Collection entries:
== == ==
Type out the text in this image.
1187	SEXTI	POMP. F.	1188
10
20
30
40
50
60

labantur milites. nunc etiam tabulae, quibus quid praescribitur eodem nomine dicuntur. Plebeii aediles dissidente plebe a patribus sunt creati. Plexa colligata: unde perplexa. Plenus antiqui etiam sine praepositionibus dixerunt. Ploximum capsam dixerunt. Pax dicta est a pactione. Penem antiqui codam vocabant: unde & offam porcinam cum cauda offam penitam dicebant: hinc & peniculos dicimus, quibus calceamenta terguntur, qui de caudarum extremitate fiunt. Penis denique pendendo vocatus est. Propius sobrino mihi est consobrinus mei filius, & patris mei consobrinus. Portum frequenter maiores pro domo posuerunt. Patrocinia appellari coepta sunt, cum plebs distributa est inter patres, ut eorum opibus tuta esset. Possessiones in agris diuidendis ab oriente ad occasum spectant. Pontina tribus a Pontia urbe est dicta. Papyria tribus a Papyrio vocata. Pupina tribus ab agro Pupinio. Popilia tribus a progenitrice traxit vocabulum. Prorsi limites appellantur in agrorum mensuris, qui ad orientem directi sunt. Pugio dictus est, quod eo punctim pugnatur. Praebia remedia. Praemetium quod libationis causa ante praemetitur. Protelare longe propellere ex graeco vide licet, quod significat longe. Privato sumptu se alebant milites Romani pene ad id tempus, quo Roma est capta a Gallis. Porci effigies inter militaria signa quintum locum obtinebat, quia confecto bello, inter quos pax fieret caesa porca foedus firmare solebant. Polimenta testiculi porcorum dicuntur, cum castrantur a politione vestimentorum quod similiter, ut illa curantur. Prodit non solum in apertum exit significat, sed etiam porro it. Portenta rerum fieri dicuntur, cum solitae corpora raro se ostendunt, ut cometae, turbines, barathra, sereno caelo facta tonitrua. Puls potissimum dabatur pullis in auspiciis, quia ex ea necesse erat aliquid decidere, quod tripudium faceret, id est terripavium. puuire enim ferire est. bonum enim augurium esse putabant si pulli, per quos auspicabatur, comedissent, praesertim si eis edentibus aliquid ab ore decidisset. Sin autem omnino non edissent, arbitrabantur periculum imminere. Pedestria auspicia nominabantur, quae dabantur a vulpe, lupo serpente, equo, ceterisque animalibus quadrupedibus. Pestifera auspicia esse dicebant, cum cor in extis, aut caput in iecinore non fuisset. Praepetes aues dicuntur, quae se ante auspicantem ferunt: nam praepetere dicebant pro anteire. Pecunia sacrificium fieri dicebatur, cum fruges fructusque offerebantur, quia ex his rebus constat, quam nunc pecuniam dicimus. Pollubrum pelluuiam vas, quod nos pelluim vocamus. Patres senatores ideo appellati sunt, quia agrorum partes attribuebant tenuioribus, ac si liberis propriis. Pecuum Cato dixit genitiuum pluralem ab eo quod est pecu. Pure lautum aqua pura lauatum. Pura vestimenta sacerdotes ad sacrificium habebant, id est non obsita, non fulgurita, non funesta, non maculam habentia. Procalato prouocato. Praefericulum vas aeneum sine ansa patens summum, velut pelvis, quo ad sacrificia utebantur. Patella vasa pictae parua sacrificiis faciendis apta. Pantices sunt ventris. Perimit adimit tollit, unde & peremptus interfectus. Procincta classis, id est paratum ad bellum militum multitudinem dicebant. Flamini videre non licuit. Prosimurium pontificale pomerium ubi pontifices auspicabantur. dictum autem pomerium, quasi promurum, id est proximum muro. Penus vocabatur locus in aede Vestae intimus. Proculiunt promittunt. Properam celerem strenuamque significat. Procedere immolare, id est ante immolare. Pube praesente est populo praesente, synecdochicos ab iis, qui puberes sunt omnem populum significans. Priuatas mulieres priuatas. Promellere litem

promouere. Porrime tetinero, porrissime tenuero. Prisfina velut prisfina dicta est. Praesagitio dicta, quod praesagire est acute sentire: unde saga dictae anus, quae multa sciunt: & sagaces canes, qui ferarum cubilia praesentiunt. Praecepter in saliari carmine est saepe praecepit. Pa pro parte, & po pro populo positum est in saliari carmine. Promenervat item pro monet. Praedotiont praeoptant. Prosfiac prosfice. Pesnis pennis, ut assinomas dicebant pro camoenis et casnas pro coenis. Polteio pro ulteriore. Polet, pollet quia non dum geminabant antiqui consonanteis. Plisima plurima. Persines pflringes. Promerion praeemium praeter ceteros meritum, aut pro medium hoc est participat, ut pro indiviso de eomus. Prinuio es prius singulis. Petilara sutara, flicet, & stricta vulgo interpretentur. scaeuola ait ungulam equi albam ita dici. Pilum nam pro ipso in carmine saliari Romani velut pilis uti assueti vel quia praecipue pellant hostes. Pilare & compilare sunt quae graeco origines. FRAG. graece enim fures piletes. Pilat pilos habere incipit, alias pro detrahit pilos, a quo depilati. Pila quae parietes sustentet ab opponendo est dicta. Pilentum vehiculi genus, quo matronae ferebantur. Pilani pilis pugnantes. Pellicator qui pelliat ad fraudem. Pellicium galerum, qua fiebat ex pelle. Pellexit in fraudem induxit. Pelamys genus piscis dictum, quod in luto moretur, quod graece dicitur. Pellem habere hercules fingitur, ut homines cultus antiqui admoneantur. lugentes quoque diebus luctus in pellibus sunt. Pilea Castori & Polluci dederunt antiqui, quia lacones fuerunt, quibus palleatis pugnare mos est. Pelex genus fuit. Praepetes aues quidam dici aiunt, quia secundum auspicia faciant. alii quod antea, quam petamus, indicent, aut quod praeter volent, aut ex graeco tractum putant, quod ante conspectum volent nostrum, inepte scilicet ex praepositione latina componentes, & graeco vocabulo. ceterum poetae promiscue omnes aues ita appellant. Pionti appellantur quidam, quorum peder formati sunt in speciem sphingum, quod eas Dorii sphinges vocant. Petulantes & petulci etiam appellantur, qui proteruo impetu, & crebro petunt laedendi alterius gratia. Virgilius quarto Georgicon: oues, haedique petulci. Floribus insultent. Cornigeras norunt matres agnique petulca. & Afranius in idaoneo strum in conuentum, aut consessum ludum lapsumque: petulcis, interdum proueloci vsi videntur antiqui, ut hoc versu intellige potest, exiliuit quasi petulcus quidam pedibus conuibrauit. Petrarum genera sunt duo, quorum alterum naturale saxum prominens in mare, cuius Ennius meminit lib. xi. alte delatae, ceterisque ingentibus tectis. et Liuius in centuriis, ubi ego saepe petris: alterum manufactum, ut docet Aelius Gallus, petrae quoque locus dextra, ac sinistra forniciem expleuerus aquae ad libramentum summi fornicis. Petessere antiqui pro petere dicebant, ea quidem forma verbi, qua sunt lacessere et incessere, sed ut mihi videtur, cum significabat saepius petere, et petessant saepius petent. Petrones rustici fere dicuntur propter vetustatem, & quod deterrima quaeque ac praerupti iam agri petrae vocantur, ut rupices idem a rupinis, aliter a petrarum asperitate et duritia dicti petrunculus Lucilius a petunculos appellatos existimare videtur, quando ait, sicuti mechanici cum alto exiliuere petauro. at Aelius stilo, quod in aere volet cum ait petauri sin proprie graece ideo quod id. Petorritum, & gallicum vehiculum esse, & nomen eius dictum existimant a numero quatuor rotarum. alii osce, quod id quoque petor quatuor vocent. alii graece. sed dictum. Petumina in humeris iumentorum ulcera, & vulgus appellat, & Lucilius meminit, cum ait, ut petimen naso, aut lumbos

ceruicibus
== == ==
Exercise prompt ->
Reproduce the records above exactly.

Final result ->
Type out the text in this image.
1187	SEXTI	POMP. F.	1188
10
20
30
40
50
60

labantur milites. nunc etiam tabulae, quibus quid praescribitur eodem nomine dicuntur. Plebeii aediles dissidente plebe a patribus sunt creati. Plexa colligata: unde perplexa. Plenus antiqui etiam sine praepositionibus dixerunt. Ploximum capsam dixerunt. Pax dicta est a pactione. Penem antiqui codam vocabant: unde & offam porcinam cum cauda offam penitam dicebant: hinc & peniculos dicimus, quibus calceamenta terguntur, qui de caudarum extremitate fiunt. Penis denique pendendo vocatus est. Propius sobrino mihi est consobrinus mei filius, & patris mei consobrinus. Portum frequenter maiores pro domo posuerunt. Patrocinia appellari coepta sunt, cum plebs distributa est inter patres, ut eorum opibus tuta esset. Possessiones in agris diuidendis ab oriente ad occasum spectant. Pontina tribus a Pontia urbe est dicta. Papyria tribus a Papyrio vocata. Pupina tribus ab agro Pupinio. Popilia tribus a progenitrice traxit vocabulum. Prorsi limites appellantur in agrorum mensuris, qui ad orientem directi sunt. Pugio dictus est, quod eo punctim pugnatur. Praebia remedia. Praemetium quod libationis causa ante praemetitur. Protelare longe propellere ex graeco vide licet, quod significat longe. Privato sumptu se alebant milites Romani pene ad id tempus, quo Roma est capta a Gallis. Porci effigies inter militaria signa quintum locum obtinebat, quia confecto bello, inter quos pax fieret caesa porca foedus firmare solebant. Polimenta testiculi porcorum dicuntur, cum castrantur a politione vestimentorum quod similiter, ut illa curantur. Prodit non solum in apertum exit significat, sed etiam porro it. Portenta rerum fieri dicuntur, cum solitae corpora raro se ostendunt, ut cometae, turbines, barathra, sereno caelo facta tonitrua. Puls potissimum dabatur pullis in auspiciis, quia ex ea necesse erat aliquid decidere, quod tripudium faceret, id est terripavium. puuire enim ferire est. bonum enim augurium esse putabant si pulli, per quos auspicabatur, comedissent, praesertim si eis edentibus aliquid ab ore decidisset. Sin autem omnino non edissent, arbitrabantur periculum imminere. Pedestria auspicia nominabantur, quae dabantur a vulpe, lupo serpente, equo, ceterisque animalibus quadrupedibus. Pestifera auspicia esse dicebant, cum cor in extis, aut caput in iecinore non fuisset. Praepetes aues dicuntur, quae se ante auspicantem ferunt: nam praepetere dicebant pro anteire. Pecunia sacrificium fieri dicebatur, cum fruges fructusque offerebantur, quia ex his rebus constat, quam nunc pecuniam dicimus. Pollubrum pelluuiam vas, quod nos pelluim vocamus. Patres senatores ideo appellati sunt, quia agrorum partes attribuebant tenuioribus, ac si liberis propriis. Pecuum Cato dixit genitiuum pluralem ab eo quod est pecu. Pure lautum aqua pura lauatum. Pura vestimenta sacerdotes ad sacrificium habebant, id est non obsita, non fulgurita, non funesta, non maculam habentia. Procalato prouocato. Praefericulum vas aeneum sine ansa patens summum, velut pelvis, quo ad sacrificia utebantur. Patella vasa pictae parua sacrificiis faciendis apta. Pantices sunt ventris. Perimit adimit tollit, unde & peremptus interfectus. Procincta classis, id est paratum ad bellum militum multitudinem dicebant. Flamini videre non licuit. Prosimurium pontificale pomerium ubi pontifices auspicabantur. dictum autem pomerium, quasi promurum, id est proximum muro. Penus vocabatur locus in aede Vestae intimus. Proculiunt promittunt. Properam celerem strenuamque significat. Procedere immolare, id est ante immolare. Pube praesente est populo praesente, synecdochicos ab iis, qui puberes sunt omnem populum significans. Priuatas mulieres priuatas. Promellere litem

promouere. Porrime tetinero, porrissime tenuero. Prisfina velut prisfina dicta est. Praesagitio dicta, quod praesagire est acute sentire: unde saga dictae anus, quae multa sciunt: & sagaces canes, qui ferarum cubilia praesentiunt. Praecepter in saliari carmine est saepe praecepit. Pa pro parte, & po pro populo positum est in saliari carmine. Promenervat item pro monet. Praedotiont praeoptant. Prosfiac prosfice. Pesnis pennis, ut assinomas dicebant pro camoenis et casnas pro coenis. Polteio pro ulteriore. Polet, pollet quia non dum geminabant antiqui consonanteis. Plisima plurima. Persines pflringes. Promerion praeemium praeter ceteros meritum, aut pro medium hoc est participat, ut pro indiviso de eomus. Prinuio es prius singulis. Petilara sutara, flicet, & stricta vulgo interpretentur. scaeuola ait ungulam equi albam ita dici. Pilum nam pro ipso in carmine saliari Romani velut pilis uti assueti vel quia praecipue pellant hostes. Pilare & compilare sunt quae graeco origines. FRAG. graece enim fures piletes. Pilat pilos habere incipit, alias pro detrahit pilos, a quo depilati. Pila quae parietes sustentet ab opponendo est dicta. Pilentum vehiculi genus, quo matronae ferebantur. Pilani pilis pugnantes. Pellicator qui pelliat ad fraudem. Pellicium galerum, qua fiebat ex pelle. Pellexit in fraudem induxit. Pelamys genus piscis dictum, quod in luto moretur, quod graece dicitur. Pellem habere hercules fingitur, ut homines cultus antiqui admoneantur. lugentes quoque diebus luctus in pellibus sunt. Pilea Castori & Polluci dederunt antiqui, quia lacones fuerunt, quibus palleatis pugnare mos est. Pelex genus fuit. Praepetes aues quidam dici aiunt, quia secundum auspicia faciant. alii quod antea, quam petamus, indicent, aut quod praeter volent, aut ex graeco tractum putant, quod ante conspectum volent nostrum, inepte scilicet ex praepositione latina componentes, & graeco vocabulo. ceterum poetae promiscue omnes aues ita appellant. Pionti appellantur quidam, quorum peder formati sunt in speciem sphingum, quod eas Dorii sphinges vocant. Petulantes & petulci etiam appellantur, qui proteruo impetu, & crebro petunt laedendi alterius gratia. Virgilius quarto Georgicon: oues, haedique petulci. Floribus insultent. Cornigeras norunt matres agnique petulca. & Afranius in idaoneo strum in conuentum, aut consessum ludum lapsumque: petulcis, interdum proueloci vsi videntur antiqui, ut hoc versu intellige potest, exiliuit quasi petulcus quidam pedibus conuibrauit. Petrarum genera sunt duo, quorum alterum naturale saxum prominens in mare, cuius Ennius meminit lib. xi. alte delatae, ceterisque ingentibus tectis. et Liuius in centuriis, ubi ego saepe petris: alterum manufactum, ut docet Aelius Gallus, petrae quoque locus dextra, ac sinistra forniciem expleuerus aquae ad libramentum summi fornicis. Petessere antiqui pro petere dicebant, ea quidem forma verbi, qua sunt lacessere et incessere, sed ut mihi videtur, cum significabat saepius petere, et petessant saepius petent. Petrones rustici fere dicuntur propter vetustatem, & quod deterrima quaeque ac praerupti iam agri petrae vocantur, ut rupices idem a rupinis, aliter a petrarum asperitate et duritia dicti petrunculus Lucilius a petunculos appellatos existimare videtur, quando ait, sicuti mechanici cum alto exiliuere petauro. at Aelius stilo, quod in aere volet cum ait petauri sin proprie graece ideo quod id. Petorritum, & gallicum vehiculum esse, & nomen eius dictum existimant a numero quatuor rotarum. alii osce, quod id quoque petor quatuor vocent. alii graece. sed dictum. Petumina in humeris iumentorum ulcera, & vulgus appellat, & Lucilius meminit, cum ait, ut petimen naso, aut lumbos

ceruicibus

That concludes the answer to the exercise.